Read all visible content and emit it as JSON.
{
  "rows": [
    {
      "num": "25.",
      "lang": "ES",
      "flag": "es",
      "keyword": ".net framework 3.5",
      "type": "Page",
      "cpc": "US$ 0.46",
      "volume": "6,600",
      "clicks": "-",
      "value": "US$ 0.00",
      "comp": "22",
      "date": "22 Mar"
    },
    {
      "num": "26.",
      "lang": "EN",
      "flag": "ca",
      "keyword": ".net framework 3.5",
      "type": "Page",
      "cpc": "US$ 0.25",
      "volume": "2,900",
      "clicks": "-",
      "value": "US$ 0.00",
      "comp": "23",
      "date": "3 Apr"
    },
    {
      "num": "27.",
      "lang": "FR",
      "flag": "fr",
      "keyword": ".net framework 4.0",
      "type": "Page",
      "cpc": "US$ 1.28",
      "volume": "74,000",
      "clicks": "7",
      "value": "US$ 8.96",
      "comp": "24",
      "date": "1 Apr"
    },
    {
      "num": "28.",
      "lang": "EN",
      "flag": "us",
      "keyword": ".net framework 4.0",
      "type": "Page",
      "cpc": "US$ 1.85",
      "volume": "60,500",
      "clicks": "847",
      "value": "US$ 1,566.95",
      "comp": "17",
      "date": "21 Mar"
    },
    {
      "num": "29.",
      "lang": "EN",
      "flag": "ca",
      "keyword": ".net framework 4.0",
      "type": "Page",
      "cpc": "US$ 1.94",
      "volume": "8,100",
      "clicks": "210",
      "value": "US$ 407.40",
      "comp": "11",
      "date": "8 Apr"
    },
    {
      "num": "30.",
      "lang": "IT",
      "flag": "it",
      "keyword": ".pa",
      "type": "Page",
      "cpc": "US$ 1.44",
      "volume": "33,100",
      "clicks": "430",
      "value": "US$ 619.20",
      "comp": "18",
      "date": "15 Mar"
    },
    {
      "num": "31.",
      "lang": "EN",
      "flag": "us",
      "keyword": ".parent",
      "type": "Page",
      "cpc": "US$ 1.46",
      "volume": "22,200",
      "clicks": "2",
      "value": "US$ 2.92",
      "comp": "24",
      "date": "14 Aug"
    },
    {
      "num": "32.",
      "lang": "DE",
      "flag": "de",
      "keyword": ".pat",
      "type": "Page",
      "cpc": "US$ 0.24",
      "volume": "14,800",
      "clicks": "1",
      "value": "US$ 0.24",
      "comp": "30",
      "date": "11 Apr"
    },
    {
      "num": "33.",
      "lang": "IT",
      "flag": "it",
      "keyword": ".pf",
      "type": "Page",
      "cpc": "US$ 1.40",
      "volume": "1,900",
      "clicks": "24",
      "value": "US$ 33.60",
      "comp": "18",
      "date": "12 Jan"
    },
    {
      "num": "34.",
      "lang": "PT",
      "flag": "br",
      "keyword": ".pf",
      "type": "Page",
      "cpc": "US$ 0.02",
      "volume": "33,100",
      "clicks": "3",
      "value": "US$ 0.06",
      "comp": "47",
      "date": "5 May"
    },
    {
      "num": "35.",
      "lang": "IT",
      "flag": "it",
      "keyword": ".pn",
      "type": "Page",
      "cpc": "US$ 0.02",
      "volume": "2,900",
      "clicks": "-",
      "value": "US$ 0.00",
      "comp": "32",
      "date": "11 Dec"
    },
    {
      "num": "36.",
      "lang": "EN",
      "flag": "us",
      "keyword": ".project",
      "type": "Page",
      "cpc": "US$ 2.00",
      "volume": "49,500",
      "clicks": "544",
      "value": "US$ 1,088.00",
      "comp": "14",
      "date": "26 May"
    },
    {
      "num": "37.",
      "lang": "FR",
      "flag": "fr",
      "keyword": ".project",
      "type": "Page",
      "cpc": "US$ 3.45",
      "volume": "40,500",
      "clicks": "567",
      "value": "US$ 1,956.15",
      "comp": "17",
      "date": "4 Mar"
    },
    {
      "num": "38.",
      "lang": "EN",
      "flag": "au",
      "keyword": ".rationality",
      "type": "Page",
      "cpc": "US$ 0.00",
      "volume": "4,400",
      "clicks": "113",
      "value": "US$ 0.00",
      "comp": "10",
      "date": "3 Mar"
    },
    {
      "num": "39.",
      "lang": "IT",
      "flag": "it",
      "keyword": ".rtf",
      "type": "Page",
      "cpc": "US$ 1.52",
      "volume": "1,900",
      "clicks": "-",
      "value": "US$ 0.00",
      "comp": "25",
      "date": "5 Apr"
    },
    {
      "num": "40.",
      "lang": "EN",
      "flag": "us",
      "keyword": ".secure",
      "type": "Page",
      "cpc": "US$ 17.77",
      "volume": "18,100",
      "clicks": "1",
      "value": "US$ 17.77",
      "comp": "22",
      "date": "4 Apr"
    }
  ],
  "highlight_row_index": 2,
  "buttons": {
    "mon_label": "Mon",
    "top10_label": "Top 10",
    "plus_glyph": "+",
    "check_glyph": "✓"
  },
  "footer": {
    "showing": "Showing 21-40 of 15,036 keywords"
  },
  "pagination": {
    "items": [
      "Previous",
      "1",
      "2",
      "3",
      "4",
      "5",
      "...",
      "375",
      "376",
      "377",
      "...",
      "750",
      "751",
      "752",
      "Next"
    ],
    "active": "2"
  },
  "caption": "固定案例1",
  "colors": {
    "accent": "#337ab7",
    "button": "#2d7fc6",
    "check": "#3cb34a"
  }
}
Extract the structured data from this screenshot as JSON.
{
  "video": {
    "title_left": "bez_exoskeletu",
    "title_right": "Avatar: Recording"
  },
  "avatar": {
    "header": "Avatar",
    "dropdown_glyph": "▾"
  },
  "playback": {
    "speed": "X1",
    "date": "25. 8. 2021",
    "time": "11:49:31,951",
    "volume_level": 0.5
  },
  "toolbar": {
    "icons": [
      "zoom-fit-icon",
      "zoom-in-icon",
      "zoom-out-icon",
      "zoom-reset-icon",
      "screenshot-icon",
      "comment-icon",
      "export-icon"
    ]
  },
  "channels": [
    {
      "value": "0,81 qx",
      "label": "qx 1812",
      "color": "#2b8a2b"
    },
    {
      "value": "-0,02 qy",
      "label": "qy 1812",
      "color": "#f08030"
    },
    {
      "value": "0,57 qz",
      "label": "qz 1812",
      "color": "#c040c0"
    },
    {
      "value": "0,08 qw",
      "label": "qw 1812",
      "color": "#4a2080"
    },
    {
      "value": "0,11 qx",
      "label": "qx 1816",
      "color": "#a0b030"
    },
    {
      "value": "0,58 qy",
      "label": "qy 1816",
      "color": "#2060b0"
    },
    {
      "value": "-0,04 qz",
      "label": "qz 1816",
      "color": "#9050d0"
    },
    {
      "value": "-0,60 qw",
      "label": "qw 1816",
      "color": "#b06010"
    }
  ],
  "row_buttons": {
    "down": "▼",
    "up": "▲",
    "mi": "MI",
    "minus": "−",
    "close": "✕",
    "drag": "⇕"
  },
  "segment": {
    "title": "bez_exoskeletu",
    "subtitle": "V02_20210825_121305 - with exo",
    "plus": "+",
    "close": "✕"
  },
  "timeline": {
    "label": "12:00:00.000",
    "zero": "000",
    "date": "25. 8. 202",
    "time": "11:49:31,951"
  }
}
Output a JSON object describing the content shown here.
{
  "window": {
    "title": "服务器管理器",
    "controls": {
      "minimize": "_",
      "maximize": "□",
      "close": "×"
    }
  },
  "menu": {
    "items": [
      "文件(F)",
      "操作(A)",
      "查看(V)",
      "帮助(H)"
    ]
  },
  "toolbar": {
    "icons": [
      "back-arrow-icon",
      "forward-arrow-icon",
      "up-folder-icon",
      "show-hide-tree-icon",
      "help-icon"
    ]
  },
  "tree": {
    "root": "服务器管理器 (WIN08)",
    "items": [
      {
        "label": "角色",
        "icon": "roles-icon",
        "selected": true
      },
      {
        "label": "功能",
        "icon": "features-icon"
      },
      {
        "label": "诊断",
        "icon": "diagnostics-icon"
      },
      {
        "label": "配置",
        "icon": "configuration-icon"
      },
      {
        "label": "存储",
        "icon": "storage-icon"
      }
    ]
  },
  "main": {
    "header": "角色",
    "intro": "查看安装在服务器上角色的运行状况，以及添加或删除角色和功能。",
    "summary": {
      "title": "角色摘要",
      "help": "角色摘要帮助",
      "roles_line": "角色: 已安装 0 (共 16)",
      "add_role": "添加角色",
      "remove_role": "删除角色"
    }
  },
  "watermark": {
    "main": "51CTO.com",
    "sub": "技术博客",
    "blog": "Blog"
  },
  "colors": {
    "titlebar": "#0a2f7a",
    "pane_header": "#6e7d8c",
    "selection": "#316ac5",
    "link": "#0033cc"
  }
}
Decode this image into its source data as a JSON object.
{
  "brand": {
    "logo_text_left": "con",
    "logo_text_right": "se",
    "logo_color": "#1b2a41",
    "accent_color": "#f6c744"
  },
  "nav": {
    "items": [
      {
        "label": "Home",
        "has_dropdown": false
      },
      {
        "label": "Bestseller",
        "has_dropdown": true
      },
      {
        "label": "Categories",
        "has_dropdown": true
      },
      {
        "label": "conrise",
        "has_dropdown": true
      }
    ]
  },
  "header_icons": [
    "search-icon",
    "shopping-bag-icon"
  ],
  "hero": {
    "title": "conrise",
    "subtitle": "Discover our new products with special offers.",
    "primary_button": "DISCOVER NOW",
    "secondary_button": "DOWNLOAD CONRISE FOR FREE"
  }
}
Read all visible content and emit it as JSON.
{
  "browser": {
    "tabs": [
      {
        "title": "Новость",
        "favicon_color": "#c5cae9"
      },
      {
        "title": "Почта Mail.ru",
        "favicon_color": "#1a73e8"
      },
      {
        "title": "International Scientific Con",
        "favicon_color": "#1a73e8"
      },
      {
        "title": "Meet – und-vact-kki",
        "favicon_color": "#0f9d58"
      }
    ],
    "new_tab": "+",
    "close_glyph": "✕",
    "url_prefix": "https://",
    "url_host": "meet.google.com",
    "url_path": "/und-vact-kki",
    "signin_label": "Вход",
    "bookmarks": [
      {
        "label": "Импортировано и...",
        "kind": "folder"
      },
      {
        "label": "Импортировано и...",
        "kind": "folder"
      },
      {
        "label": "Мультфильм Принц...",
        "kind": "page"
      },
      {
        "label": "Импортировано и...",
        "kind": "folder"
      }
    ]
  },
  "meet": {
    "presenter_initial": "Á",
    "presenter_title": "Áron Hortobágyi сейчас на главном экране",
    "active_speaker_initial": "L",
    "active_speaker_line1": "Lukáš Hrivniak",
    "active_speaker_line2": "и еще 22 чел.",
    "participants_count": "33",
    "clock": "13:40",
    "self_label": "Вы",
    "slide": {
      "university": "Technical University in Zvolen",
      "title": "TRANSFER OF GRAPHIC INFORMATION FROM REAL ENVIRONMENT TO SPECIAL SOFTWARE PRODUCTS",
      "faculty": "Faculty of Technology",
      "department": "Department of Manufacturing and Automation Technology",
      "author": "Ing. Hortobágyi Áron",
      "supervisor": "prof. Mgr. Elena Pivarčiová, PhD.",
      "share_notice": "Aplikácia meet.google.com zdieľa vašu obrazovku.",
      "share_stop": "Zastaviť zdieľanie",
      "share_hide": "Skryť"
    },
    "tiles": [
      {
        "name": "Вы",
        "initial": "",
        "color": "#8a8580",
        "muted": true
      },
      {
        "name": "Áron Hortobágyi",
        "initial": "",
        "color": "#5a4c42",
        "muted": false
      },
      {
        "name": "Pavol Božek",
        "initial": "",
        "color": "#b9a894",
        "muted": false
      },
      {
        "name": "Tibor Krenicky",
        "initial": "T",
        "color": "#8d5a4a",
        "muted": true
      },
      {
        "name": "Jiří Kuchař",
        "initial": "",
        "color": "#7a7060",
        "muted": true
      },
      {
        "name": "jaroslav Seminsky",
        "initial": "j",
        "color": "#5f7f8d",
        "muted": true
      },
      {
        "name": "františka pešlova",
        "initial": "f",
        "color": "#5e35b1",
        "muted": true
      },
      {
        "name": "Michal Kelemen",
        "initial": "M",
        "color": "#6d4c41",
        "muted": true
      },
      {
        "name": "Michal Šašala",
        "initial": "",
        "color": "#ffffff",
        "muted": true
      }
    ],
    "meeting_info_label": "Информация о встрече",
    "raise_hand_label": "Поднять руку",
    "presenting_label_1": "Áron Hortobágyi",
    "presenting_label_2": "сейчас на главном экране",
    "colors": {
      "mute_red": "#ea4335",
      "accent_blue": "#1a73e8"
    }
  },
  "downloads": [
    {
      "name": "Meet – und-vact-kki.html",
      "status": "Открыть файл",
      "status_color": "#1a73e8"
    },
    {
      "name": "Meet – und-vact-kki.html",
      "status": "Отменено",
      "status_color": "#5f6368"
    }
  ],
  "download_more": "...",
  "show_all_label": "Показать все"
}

·····

> [Work instructions]:
Show each line of the listing that holds the string "google".

> [Response below]:
    "url_host": "meet.google.com",
      "share_notice": "Aplikácia meet.google.com zdieľa vašu obrazovku.",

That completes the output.